**What is asked:** Your task is to copy the listing exactly. Drop any pictures from the copy.

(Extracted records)
========================================================================

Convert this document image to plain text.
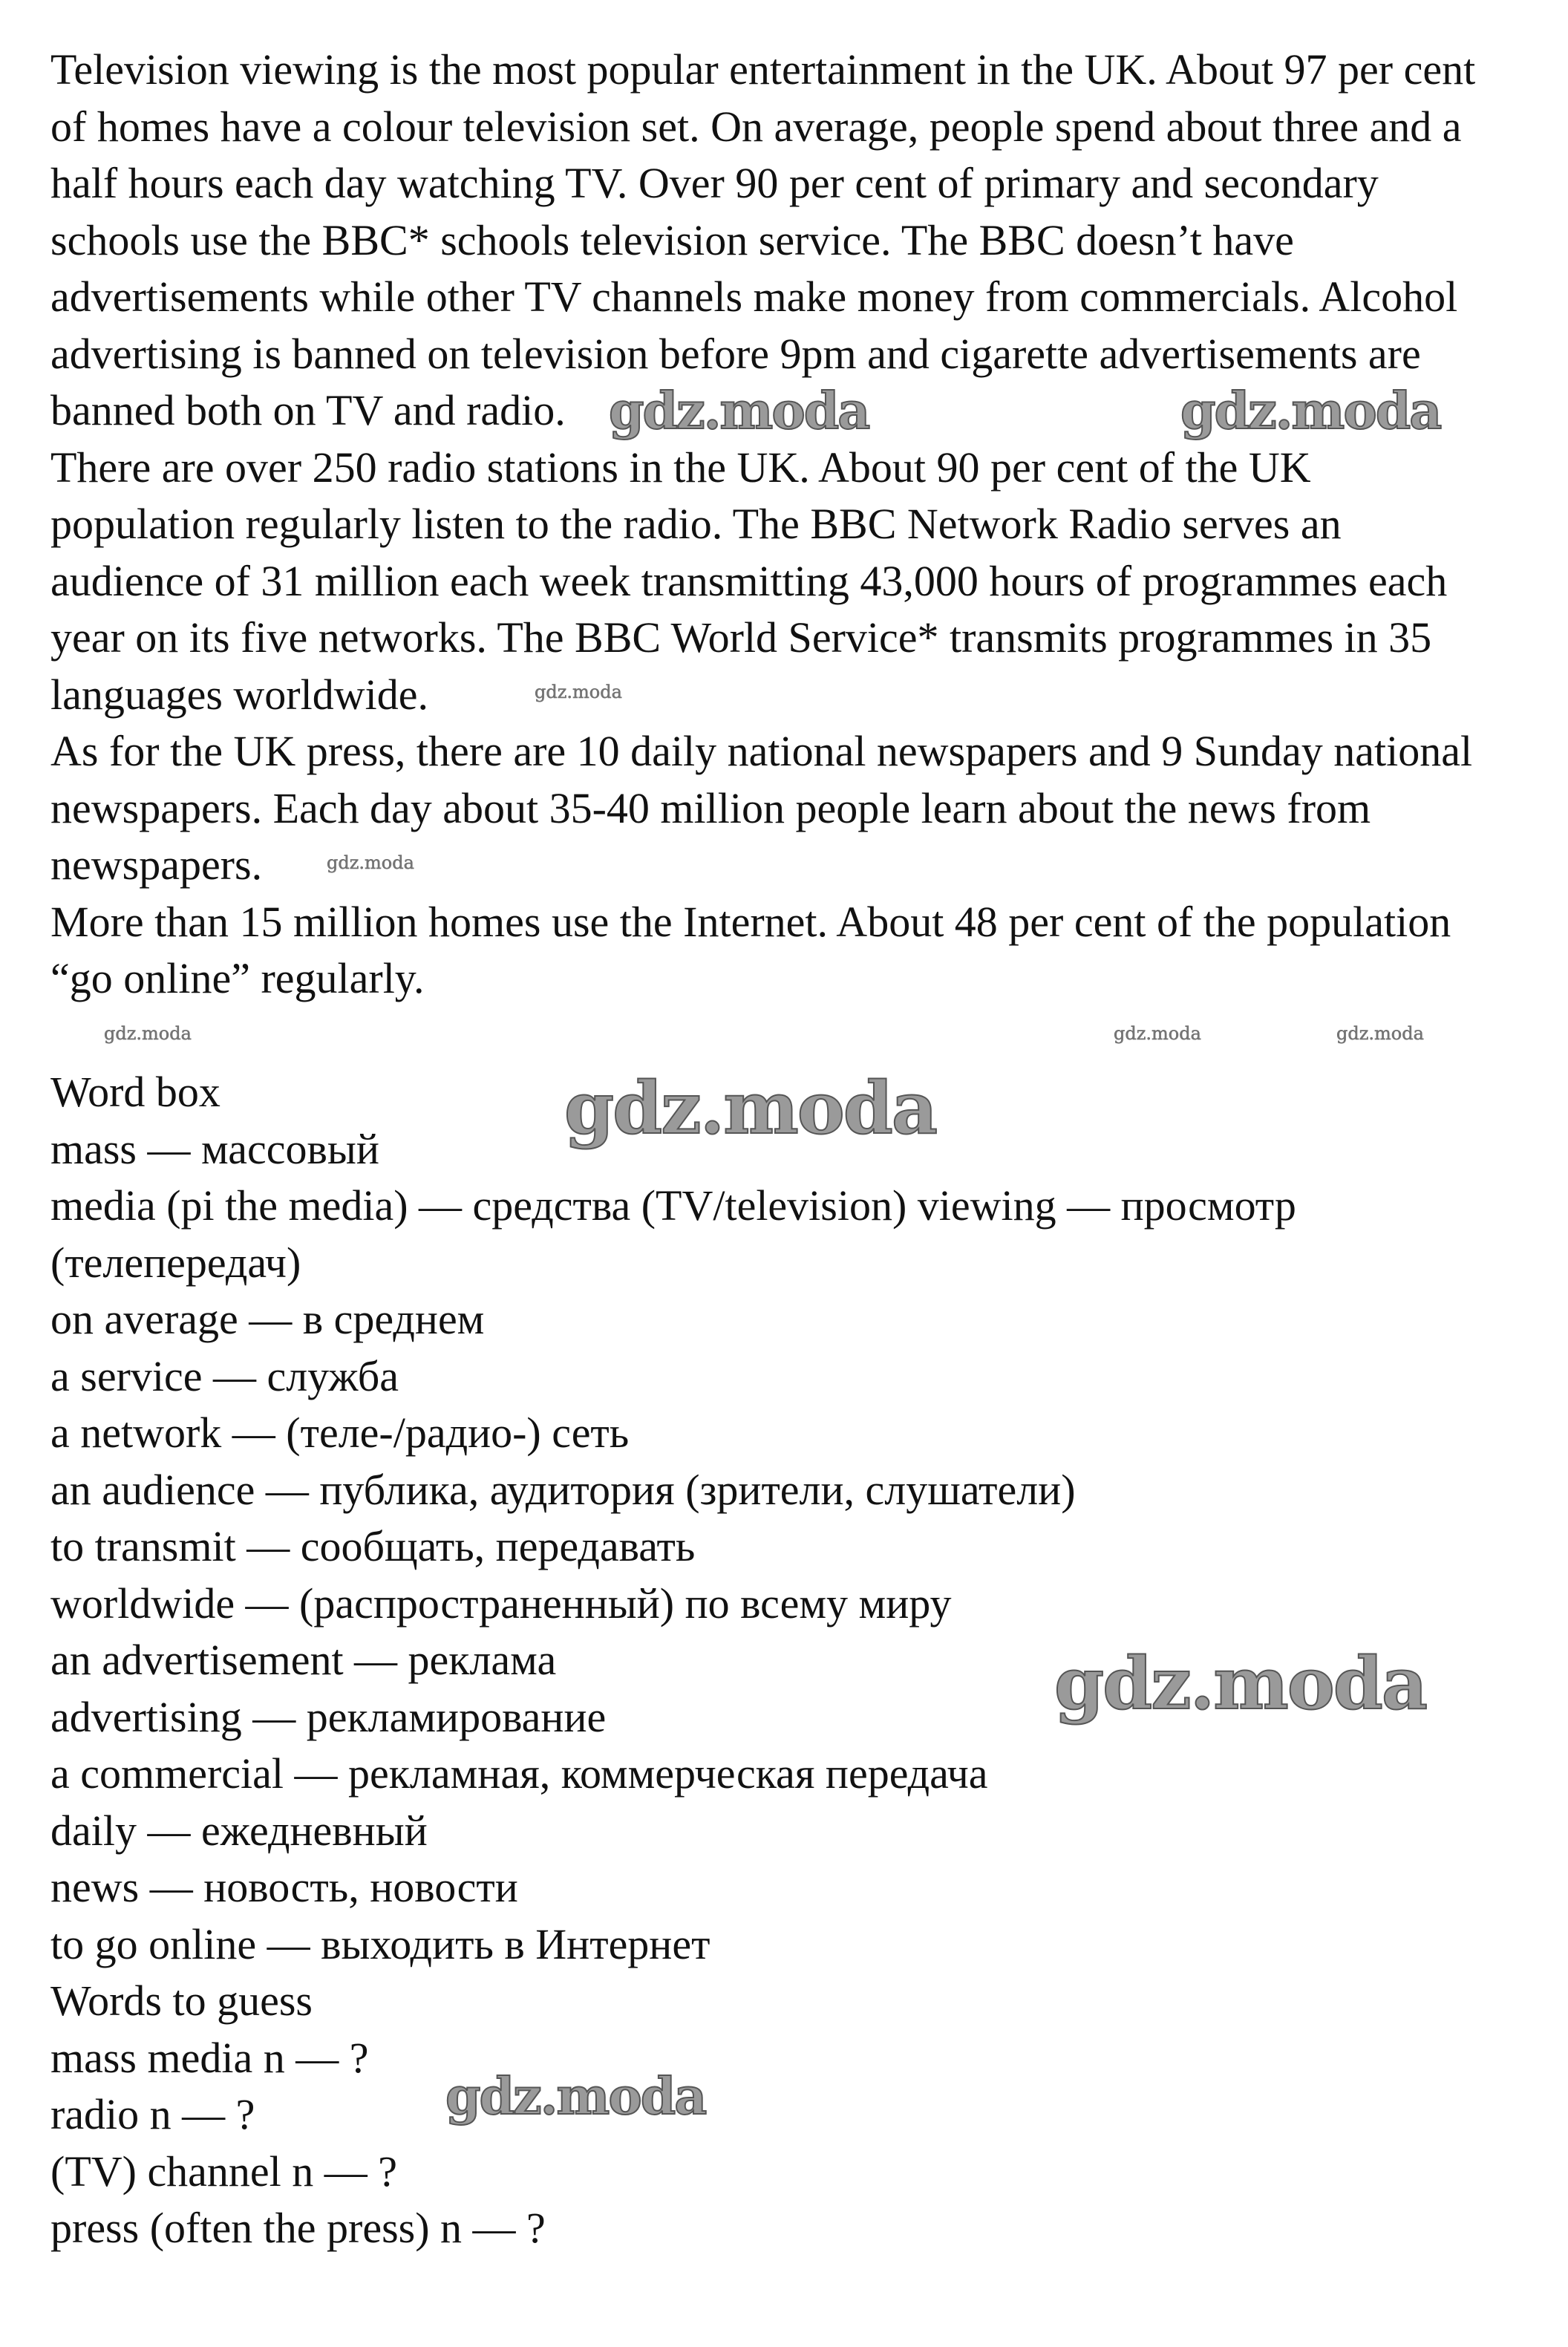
Television viewing is the most popular entertainment in the UK. About 97 per cent
of homes have a colour television set. On average, people spend about three and a
half hours each day watching TV. Over 90 per cent of primary and secondary
schools use the BBC* schools television service. The BBC doesn’t have
advertisements while other TV channels make money from commercials. Alcohol
advertising is banned on television before 9pm and cigarette advertisements are
banned both on TV and radio.
There are over 250 radio stations in the UK. About 90 per cent of the UK
population regularly listen to the radio. The BBC Network Radio serves an
audience of 31 million each week transmitting 43,000 hours of programmes each
year on its five networks. The BBC World Service* transmits programmes in 35
languages worldwide.
As for the UK press, there are 10 daily national newspapers and 9 Sunday national
newspapers. Each day about 35-40 million people learn about the news from
newspapers.
More than 15 million homes use the Internet. About 48 per cent of the population
“go online” regularly.
Word box
mass — массовый
media (pi the media) — средства (TV/television) viewing — просмотр
(телепередач)
on average — в среднем
a service — служба
a network — (теле-/радио-) сеть
an audience — публика, аудитория (зрители, слушатели)
to transmit — сообщать, передавать
worldwide — (распространенный) по всему миру
an advertisement — реклама
advertising — рекламирование
a commercial — рекламная, коммерческая передача
daily — ежедневный
news — новость, новости
to go online — выходить в Интернет
Words to guess
mass media n — ?
radio n — ?
(TV) channel n — ?
press (often the press) n — ?
gdz.moda	gdz.moda
gdz.moda
gdz.moda
gdz.moda
gdz.moda
gdz.moda
gdz.moda	gdz.moda	gdz.moda
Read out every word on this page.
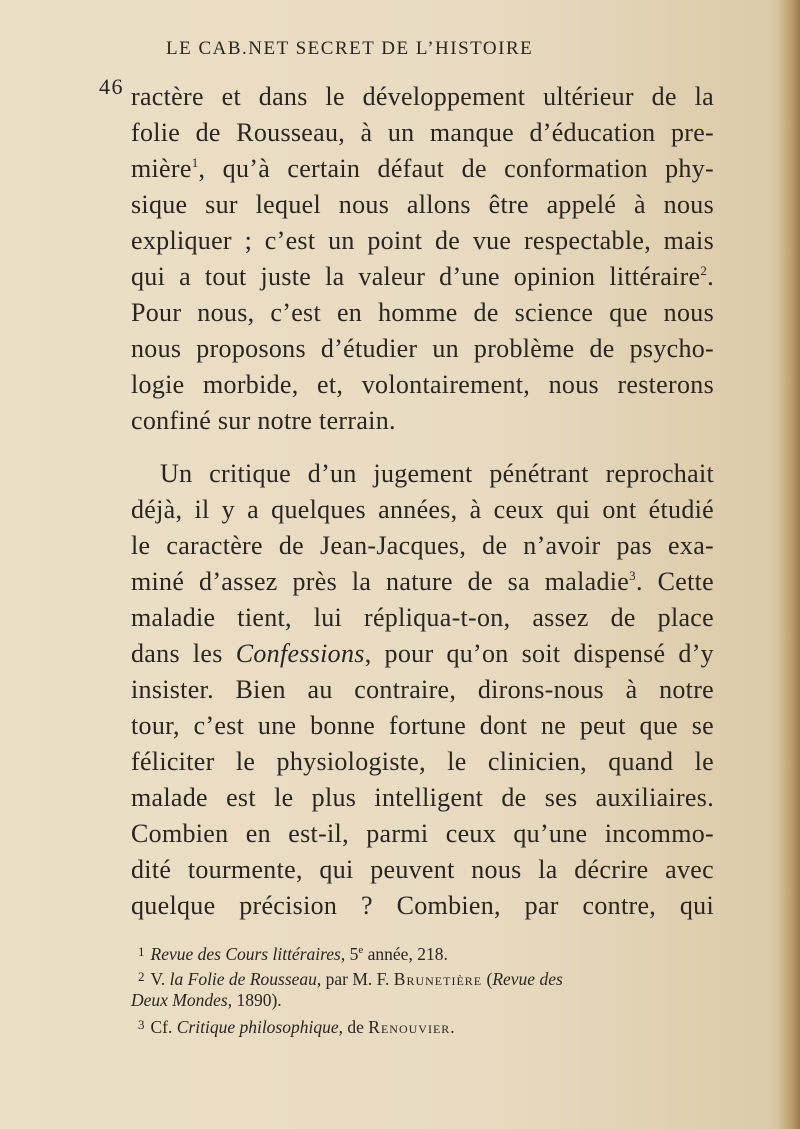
46
LE CAB.NET SECRET DE L’HISTOIRE
ractère et dans le développement ultérieur de la
folie de Rousseau, à un manque d’éducation pre-
mière$^1$, qu’à certain défaut de conformation phy-
sique sur lequel nous allons être appelé à nous
expliquer ; c’est un point de vue respectable, mais
qui a tout juste la valeur d’une opinion littéraire$^2$.
Pour nous, c’est en homme de science que nous
nous proposons d’étudier un problème de psycho-
logie morbide, et, volontairement, nous resterons
confiné sur notre terrain.
Un critique d’un jugement pénétrant reprochait
déjà, il y a quelques années, à ceux qui ont étudié
le caractère de Jean-Jacques, de n’avoir pas exa-
miné d’assez près la nature de sa maladie$^3$. Cette
maladie tient, lui répliqua-t-on, assez de place
dans les Confessions, pour qu’on soit dispensé d’y
insister. Bien au contraire, dirons-nous à notre
tour, c’est une bonne fortune dont ne peut que se
féliciter le physiologiste, le clinicien, quand le
malade est le plus intelligent de ses auxiliaires.
Combien en est-il, parmi ceux qu’une incommo-
dité tourmente, qui peuvent nous la décrire avec
quelque précision ? Combien, par contre, qui
$^1$ Revue des Cours littéraires, 5e année, 218.
$^2$ V. la Folie de Rousseau, par M. F. Brunetière (Revue des
Deux Mondes, 1890).
$^3$ Cf. Critique philosophique, de Renouvier.
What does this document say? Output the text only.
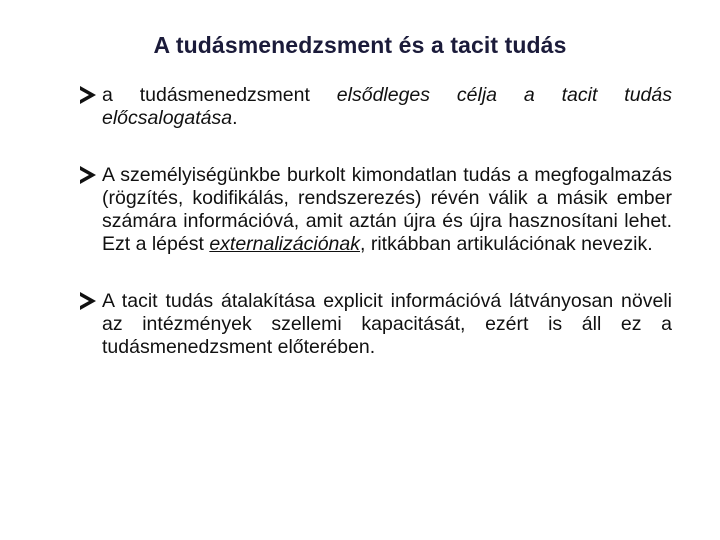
A tudásmenedzsment és a tacit tudás
a tudásmenedzsment elsődleges célja a tacit tudás előcsalogatása.
A személyiségünkbe burkolt kimondatlan tudás a megfogalmazás (rögzítés, kodifikálás, rendszerezés) révén válik a másik ember számára információvá, amit aztán újra és újra hasznosítani lehet. Ezt a lépést externalizációnak, ritkábban artikulációnak nevezik.
A tacit tudás átalakítása explicit információvá látványosan növeli az intézmények szellemi kapacitását, ezért is áll ez a tudásmenedzsment előterében.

========================================================================

**Completed task:**
Convert this document image to plain text.
Television viewing is the most popular entertainment in the UK. About 97 per cent
of homes have a colour television set. On average, people spend about three and a
half hours each day watching TV. Over 90 per cent of primary and secondary
schools use the BBC* schools television service. The BBC doesn’t have
advertisements while other TV channels make money from commercials. Alcohol
advertising is banned on television before 9pm and cigarette advertisements are
banned both on TV and radio.
There are over 250 radio stations in the UK. About 90 per cent of the UK
population regularly listen to the radio. The BBC Network Radio serves an
audience of 31 million each week transmitting 43,000 hours of programmes each
year on its five networks. The BBC World Service* transmits programmes in 35
languages worldwide.
As for the UK press, there are 10 daily national newspapers and 9 Sunday national
newspapers. Each day about 35-40 million people learn about the news from
newspapers.
More than 15 million homes use the Internet. About 48 per cent of the population
“go online” regularly.
Word box
mass — массовый
media (pi the media) — средства (TV/television) viewing — просмотр
(телепередач)
on average — в среднем
a service — служба
a network — (теле-/радио-) сеть
an audience — публика, аудитория (зрители, слушатели)
to transmit — сообщать, передавать
worldwide — (распространенный) по всему миру
an advertisement — реклама
advertising — рекламирование
a commercial — рекламная, коммерческая передача
daily — ежедневный
news — новость, новости
to go online — выходить в Интернет
Words to guess
mass media n — ?
radio n — ?
(TV) channel n — ?
press (often the press) n — ?
gdz.moda	gdz.moda
gdz.moda
gdz.moda
gdz.moda
gdz.moda
gdz.moda
gdz.moda	gdz.moda	gdz.moda
Read out every word on this page.
46
LE CAB.NET SECRET DE L’HISTOIRE
ractère et dans le développement ultérieur de la
folie de Rousseau, à un manque d’éducation pre-
mière$^1$, qu’à certain défaut de conformation phy-
sique sur lequel nous allons être appelé à nous
expliquer ; c’est un point de vue respectable, mais
qui a tout juste la valeur d’une opinion littéraire$^2$.
Pour nous, c’est en homme de science que nous
nous proposons d’étudier un problème de psycho-
logie morbide, et, volontairement, nous resterons
confiné sur notre terrain.
Un critique d’un jugement pénétrant reprochait
déjà, il y a quelques années, à ceux qui ont étudié
le caractère de Jean-Jacques, de n’avoir pas exa-
miné d’assez près la nature de sa maladie$^3$. Cette
maladie tient, lui répliqua-t-on, assez de place
dans les Confessions, pour qu’on soit dispensé d’y
insister. Bien au contraire, dirons-nous à notre
tour, c’est une bonne fortune dont ne peut que se
féliciter le physiologiste, le clinicien, quand le
malade est le plus intelligent de ses auxiliaires.
Combien en est-il, parmi ceux qu’une incommo-
dité tourmente, qui peuvent nous la décrire avec
quelque précision ? Combien, par contre, qui
$^1$ Revue des Cours littéraires, 5e année, 218.
$^2$ V. la Folie de Rousseau, par M. F. Brunetière (Revue des
Deux Mondes, 1890).
$^3$ Cf. Critique philosophique, de Renouvier.
What does this document say? Output the text only.
A tudásmenedzsment és a tacit tudás
a tudásmenedzsment elsődleges célja a tacit tudás előcsalogatása.
A személyiségünkbe burkolt kimondatlan tudás a megfogalmazás (rögzítés, kodifikálás, rendszerezés) révén válik a másik ember számára információvá, amit aztán újra és újra hasznosítani lehet. Ezt a lépést externalizációnak, ritkábban artikulációnak nevezik.
A tacit tudás átalakítása explicit információvá látványosan növeli az intézmények szellemi kapacitását, ezért is áll ez a tudásmenedzsment előterében.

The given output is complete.